TASK PROMPT ▸
Look over the lines below. Report each one that includes the string "Proizvajalec".

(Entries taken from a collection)
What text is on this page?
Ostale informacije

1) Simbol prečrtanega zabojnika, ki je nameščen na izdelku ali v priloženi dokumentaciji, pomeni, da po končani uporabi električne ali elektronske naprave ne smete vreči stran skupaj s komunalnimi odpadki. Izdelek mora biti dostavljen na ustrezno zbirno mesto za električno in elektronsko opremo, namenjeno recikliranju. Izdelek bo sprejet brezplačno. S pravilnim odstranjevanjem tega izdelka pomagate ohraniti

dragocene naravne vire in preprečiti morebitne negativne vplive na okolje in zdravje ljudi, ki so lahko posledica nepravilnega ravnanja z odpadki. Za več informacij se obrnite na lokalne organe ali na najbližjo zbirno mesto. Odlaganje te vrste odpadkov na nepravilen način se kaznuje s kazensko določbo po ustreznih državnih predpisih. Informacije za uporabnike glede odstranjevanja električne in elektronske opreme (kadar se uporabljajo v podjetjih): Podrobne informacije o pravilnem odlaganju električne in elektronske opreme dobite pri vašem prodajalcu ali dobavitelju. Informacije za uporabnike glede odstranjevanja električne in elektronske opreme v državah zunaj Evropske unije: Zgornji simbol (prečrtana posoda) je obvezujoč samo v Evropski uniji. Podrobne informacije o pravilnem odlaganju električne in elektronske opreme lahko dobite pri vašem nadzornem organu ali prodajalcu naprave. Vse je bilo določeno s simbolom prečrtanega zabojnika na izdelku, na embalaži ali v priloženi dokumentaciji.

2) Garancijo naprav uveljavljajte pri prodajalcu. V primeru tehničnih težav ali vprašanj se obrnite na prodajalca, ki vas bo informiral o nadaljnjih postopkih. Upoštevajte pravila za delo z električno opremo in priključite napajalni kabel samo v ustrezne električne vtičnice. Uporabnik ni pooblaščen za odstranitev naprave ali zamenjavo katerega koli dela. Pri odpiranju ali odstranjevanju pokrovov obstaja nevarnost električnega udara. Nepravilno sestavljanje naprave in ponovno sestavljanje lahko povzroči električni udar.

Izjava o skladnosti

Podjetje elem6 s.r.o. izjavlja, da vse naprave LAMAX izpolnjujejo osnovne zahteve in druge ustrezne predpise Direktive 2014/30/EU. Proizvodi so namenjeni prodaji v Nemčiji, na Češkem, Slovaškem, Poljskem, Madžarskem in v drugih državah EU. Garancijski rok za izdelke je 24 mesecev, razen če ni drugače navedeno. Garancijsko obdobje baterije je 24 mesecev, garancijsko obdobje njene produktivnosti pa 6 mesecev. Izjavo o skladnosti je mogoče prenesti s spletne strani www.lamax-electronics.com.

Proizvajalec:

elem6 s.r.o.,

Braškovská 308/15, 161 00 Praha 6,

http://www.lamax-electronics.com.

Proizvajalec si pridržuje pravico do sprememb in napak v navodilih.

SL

TASK OUTPUT ▸
Proizvajalec:
Proizvajalec si pridržuje pravico do sprememb in napak v navodilih.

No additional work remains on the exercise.